# [Set problem]
In the records below, find each line with the word "passive" and copy it.

[Stored entries]
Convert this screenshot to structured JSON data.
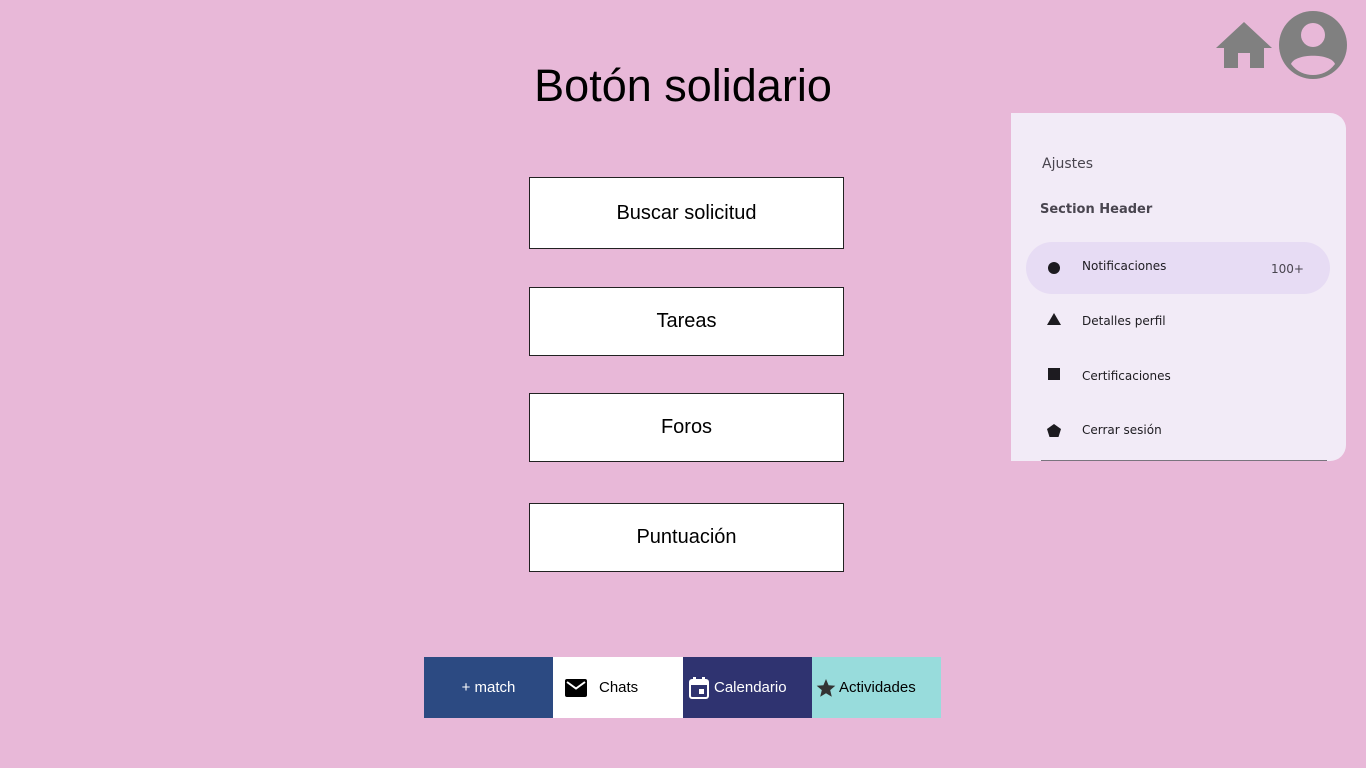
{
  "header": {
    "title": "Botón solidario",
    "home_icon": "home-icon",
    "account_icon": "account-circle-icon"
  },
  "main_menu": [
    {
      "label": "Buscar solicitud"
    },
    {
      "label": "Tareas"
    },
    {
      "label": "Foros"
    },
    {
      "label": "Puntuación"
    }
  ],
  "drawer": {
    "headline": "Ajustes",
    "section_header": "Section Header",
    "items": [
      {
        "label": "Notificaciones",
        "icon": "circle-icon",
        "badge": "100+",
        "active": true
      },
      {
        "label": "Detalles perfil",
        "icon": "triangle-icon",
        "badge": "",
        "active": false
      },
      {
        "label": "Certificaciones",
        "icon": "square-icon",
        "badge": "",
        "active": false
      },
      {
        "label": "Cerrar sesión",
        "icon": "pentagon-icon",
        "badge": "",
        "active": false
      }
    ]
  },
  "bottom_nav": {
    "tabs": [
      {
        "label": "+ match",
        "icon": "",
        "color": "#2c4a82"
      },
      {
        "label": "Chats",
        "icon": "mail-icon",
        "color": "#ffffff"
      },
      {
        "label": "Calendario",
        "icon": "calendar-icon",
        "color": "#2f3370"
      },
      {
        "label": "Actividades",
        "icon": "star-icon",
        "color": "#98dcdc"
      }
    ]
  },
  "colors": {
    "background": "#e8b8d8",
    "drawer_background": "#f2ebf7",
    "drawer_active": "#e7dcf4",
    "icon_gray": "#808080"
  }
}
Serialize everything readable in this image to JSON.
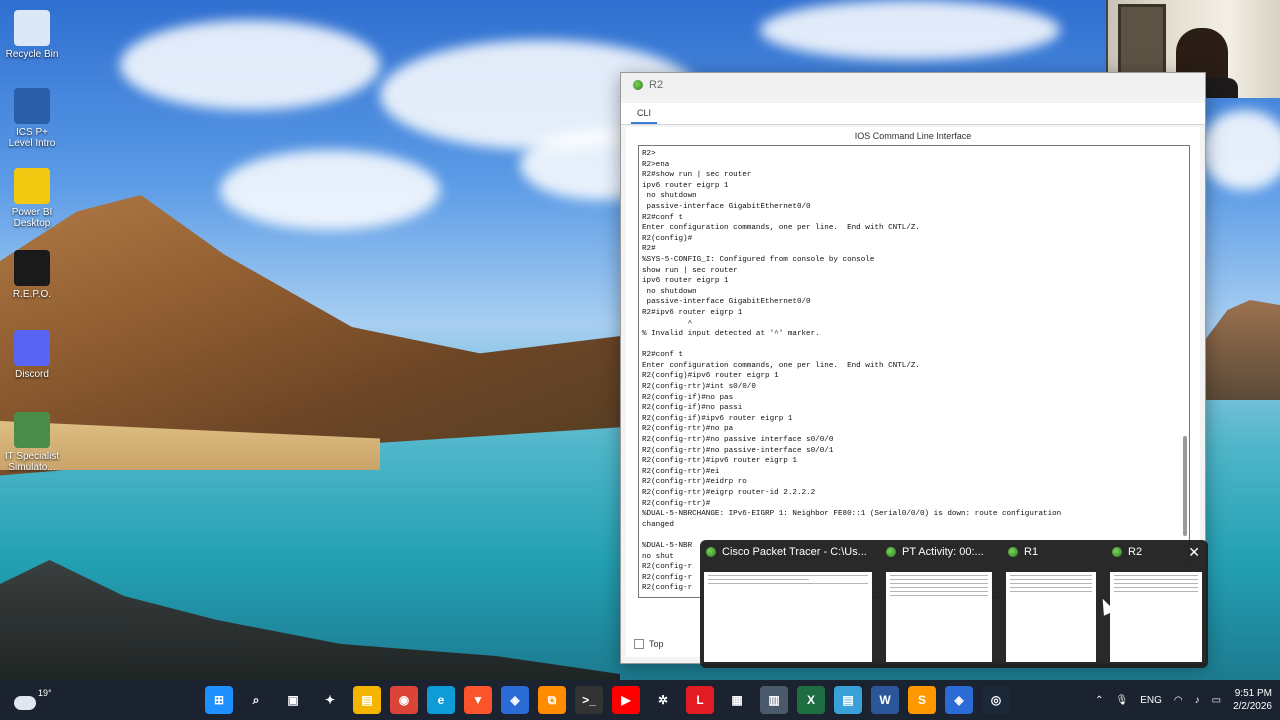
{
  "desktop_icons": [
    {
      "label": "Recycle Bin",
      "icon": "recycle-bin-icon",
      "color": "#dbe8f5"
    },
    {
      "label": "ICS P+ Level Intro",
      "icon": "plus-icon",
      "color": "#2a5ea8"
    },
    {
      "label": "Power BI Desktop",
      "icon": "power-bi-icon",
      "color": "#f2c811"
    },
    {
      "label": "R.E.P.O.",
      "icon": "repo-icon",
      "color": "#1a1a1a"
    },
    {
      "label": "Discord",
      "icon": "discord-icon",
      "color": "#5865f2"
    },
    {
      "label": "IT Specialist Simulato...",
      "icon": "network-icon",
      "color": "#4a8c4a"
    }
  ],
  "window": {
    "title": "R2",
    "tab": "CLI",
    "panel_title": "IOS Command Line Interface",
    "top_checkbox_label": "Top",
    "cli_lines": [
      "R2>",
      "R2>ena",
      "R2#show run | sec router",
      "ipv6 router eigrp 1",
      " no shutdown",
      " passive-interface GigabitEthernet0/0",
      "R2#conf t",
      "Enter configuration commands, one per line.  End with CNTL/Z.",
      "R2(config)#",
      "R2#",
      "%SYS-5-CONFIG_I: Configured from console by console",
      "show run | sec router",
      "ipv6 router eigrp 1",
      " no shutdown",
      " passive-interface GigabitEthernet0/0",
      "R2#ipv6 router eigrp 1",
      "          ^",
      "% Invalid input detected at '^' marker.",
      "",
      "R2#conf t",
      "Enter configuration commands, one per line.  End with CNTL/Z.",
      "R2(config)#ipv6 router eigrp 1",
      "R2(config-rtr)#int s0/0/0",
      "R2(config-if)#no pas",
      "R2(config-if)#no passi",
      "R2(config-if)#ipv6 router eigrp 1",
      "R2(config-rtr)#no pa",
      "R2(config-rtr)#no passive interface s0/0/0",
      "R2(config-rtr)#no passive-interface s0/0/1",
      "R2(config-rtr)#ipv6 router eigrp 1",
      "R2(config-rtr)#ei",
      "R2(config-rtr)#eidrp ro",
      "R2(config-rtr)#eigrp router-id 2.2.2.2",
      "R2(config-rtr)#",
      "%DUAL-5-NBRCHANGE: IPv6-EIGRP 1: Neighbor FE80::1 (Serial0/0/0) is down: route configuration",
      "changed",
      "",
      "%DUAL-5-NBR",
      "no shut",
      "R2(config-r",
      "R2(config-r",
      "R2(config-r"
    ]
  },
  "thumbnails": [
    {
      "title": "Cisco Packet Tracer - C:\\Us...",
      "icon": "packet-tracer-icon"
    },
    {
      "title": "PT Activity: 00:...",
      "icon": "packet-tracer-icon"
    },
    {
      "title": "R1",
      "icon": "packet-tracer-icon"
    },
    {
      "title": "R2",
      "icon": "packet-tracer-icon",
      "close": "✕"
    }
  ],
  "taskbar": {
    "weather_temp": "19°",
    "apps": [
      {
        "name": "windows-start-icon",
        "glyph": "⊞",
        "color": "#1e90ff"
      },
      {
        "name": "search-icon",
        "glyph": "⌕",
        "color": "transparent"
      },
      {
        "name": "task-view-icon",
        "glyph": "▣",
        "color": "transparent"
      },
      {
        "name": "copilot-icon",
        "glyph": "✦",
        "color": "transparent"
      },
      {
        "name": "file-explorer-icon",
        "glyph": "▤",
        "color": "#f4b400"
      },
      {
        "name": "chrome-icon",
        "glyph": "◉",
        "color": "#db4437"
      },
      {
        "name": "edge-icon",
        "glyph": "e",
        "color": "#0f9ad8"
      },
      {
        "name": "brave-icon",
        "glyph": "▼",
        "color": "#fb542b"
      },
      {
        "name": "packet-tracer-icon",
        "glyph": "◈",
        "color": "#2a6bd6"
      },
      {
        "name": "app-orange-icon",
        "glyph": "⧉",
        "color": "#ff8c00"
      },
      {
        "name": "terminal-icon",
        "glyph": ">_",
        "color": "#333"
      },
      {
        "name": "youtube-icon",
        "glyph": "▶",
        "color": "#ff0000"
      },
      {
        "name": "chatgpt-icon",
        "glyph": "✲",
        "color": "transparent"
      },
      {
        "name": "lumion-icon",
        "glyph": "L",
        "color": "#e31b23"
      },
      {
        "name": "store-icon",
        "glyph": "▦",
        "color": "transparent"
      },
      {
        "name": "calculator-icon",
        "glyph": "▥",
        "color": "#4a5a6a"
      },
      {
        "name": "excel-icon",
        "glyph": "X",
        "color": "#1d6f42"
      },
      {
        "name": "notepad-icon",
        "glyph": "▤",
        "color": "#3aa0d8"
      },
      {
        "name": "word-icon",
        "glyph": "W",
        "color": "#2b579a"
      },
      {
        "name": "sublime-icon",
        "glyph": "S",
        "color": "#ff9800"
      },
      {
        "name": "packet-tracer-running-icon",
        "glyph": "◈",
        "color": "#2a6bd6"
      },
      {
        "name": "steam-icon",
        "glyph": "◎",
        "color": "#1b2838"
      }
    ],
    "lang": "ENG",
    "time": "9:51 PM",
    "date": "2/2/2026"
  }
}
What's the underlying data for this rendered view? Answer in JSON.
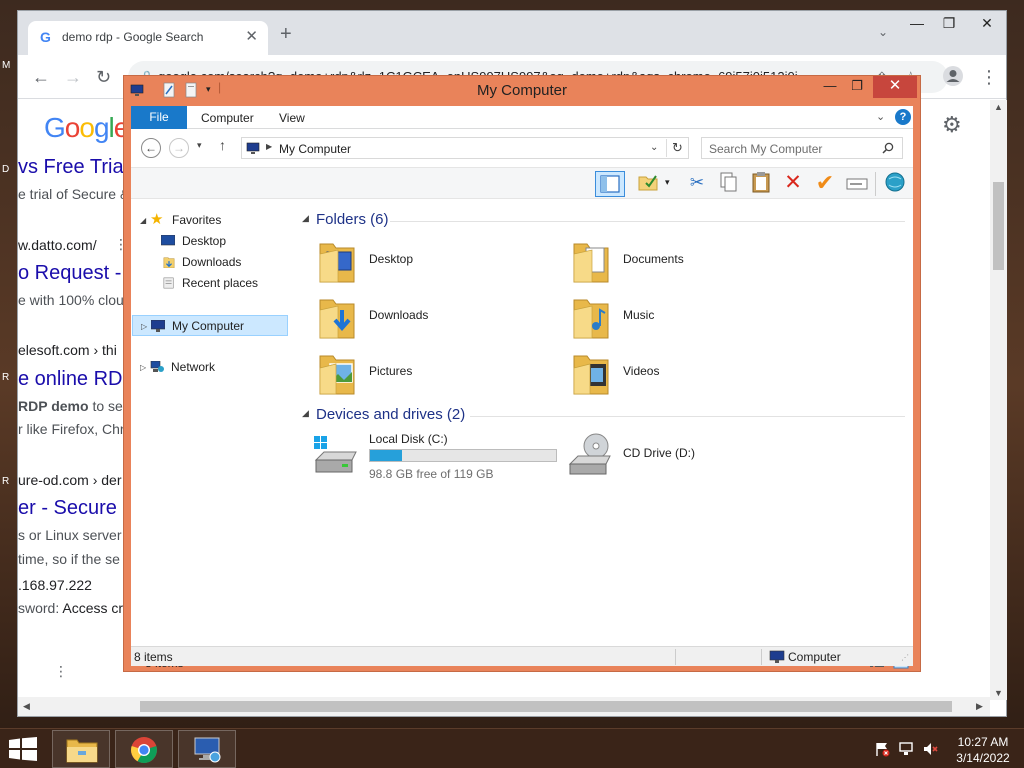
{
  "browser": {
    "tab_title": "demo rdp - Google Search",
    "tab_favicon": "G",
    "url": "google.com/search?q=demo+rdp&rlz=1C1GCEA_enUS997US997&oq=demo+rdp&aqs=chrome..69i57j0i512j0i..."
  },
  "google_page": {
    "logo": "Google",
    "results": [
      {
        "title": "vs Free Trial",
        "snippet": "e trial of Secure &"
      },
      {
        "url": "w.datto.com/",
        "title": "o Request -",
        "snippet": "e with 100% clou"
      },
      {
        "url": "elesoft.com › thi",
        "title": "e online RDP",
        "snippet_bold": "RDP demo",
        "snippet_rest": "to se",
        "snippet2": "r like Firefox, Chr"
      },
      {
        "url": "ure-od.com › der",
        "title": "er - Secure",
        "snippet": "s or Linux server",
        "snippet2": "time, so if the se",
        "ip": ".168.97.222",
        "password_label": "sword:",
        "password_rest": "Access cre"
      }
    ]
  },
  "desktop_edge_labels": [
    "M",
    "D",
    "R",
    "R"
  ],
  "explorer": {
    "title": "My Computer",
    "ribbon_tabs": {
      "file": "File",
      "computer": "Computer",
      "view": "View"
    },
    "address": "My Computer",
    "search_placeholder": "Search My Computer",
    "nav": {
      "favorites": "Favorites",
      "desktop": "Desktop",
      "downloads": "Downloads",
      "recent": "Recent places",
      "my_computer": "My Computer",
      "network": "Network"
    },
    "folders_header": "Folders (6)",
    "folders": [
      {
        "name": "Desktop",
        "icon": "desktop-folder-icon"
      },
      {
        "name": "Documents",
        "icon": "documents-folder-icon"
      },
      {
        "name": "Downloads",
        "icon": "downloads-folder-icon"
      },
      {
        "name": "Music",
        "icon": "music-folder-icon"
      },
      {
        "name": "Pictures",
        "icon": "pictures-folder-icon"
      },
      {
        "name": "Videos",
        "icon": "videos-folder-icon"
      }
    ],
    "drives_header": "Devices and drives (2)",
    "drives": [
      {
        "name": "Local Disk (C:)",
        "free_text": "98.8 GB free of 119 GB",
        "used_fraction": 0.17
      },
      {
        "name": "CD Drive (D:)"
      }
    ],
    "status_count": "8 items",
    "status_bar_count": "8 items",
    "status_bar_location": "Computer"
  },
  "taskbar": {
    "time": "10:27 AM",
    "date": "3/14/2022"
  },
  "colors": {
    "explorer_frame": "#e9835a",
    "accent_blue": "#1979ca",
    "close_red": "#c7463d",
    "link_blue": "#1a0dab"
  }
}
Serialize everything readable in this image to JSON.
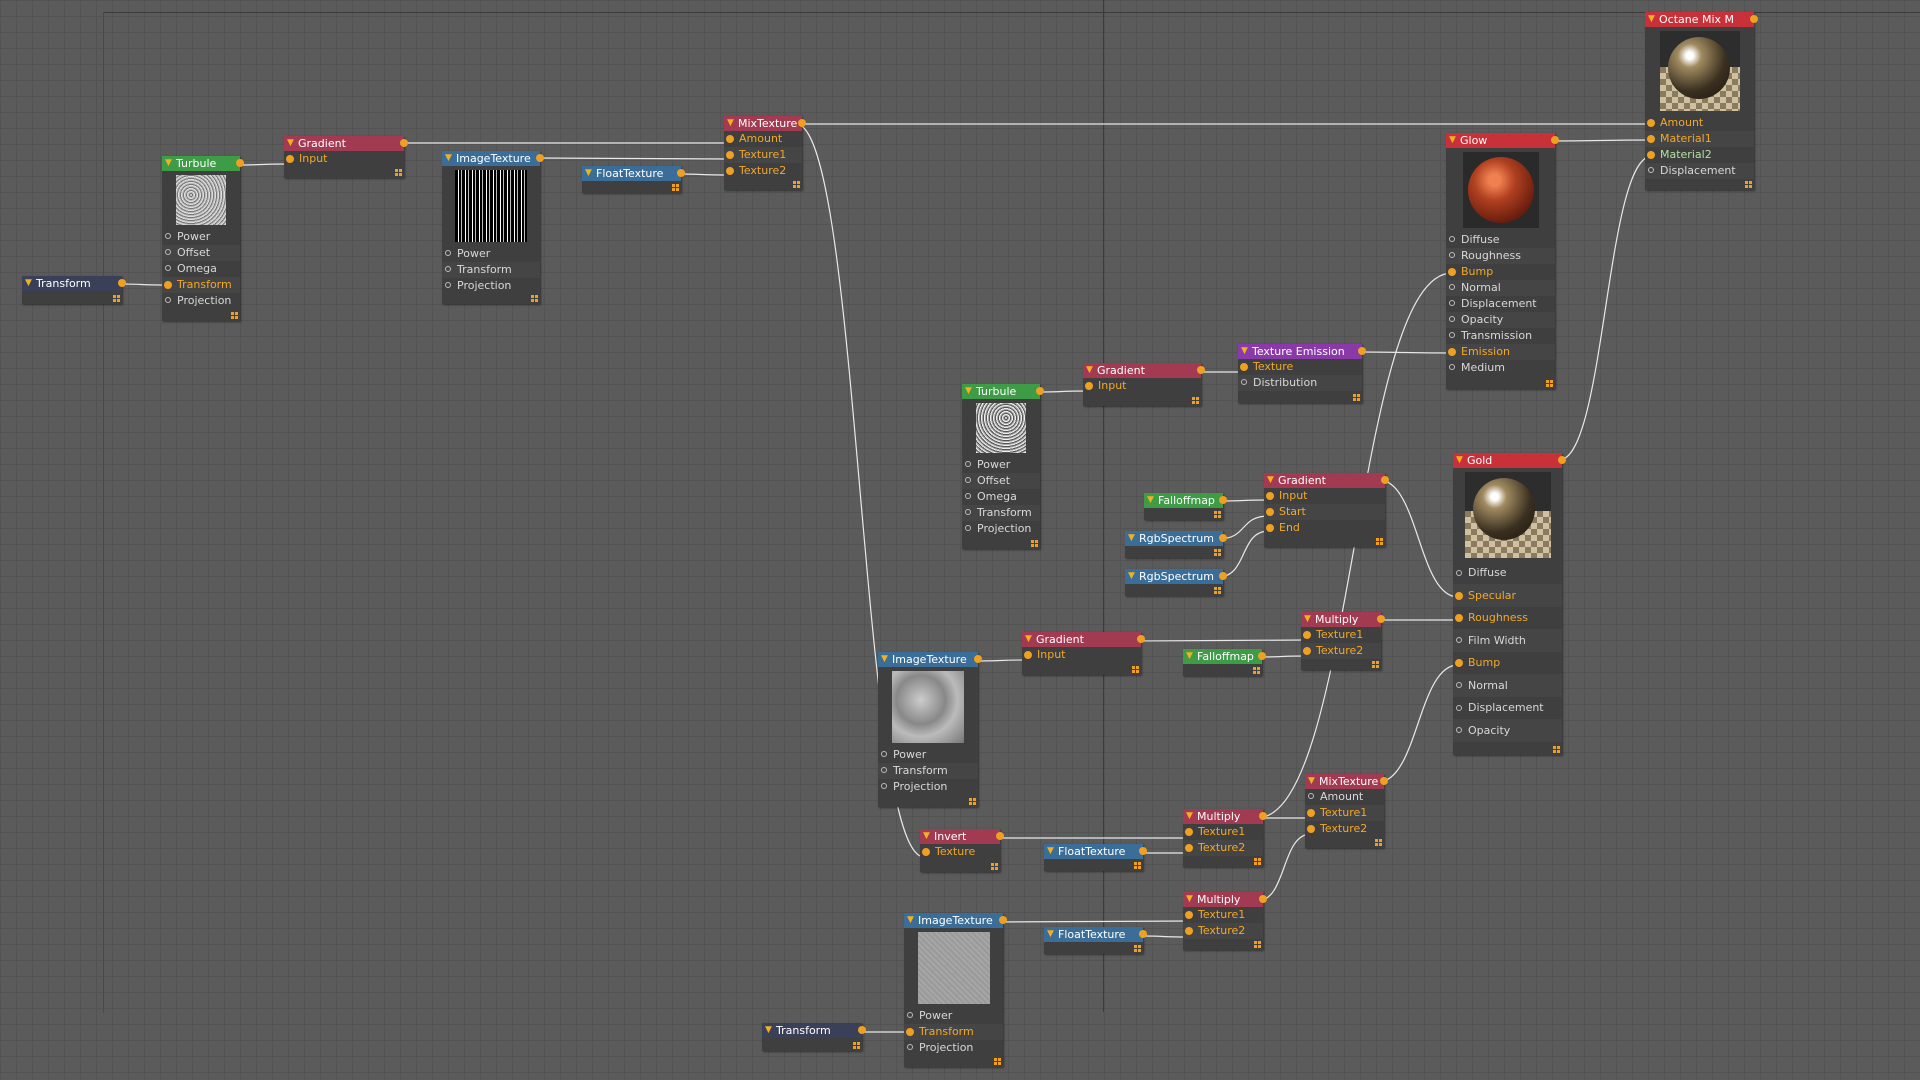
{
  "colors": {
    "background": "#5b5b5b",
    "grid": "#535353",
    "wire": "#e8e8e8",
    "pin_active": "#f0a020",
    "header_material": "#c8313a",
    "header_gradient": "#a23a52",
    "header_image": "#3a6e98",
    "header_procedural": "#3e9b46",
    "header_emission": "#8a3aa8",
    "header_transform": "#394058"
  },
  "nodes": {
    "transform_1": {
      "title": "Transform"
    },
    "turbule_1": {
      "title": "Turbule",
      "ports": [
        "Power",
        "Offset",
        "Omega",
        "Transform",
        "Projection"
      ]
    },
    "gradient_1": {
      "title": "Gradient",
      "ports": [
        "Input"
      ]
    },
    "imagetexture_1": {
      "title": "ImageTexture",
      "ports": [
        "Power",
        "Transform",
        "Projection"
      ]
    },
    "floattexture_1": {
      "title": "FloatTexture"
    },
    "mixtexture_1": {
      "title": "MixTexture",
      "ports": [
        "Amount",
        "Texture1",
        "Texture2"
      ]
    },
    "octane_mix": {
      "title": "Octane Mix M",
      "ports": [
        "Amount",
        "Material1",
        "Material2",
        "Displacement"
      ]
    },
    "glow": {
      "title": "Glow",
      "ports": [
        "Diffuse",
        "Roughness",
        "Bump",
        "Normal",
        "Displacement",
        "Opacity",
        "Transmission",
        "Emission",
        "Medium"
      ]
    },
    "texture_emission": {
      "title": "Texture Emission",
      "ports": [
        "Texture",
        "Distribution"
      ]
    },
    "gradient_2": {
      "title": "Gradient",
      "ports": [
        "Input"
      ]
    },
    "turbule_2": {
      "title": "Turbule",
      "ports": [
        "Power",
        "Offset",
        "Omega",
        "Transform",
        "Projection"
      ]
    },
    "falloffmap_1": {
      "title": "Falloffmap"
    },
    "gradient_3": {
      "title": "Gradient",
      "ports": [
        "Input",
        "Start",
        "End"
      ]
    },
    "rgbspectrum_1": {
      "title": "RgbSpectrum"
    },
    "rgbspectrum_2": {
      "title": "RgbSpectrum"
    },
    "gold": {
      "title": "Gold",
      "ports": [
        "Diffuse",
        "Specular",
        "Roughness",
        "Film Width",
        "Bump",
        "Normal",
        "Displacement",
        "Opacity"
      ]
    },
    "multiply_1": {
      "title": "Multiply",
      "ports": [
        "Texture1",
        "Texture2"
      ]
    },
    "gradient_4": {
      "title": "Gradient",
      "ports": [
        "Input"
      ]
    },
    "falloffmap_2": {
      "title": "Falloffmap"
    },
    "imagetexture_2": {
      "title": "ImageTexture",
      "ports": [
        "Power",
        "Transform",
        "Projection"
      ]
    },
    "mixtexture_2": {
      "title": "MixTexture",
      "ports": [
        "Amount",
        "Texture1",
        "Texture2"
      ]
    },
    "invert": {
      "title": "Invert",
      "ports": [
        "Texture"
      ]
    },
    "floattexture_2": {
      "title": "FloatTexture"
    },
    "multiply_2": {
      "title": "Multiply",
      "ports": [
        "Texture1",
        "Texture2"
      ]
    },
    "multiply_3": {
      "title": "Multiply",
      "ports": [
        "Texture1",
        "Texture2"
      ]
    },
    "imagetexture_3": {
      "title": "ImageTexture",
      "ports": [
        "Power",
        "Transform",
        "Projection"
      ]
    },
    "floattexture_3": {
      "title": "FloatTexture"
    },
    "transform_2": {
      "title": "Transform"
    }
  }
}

# [Result of the exercise]
      " passive-interface GigabitEthernet0/0",
      " passive-interface GigabitEthernet0/0",
      "R2(config-rtr)#no passive interface s0/0/0",
      "R2(config-rtr)#no passive-interface s0/0/1",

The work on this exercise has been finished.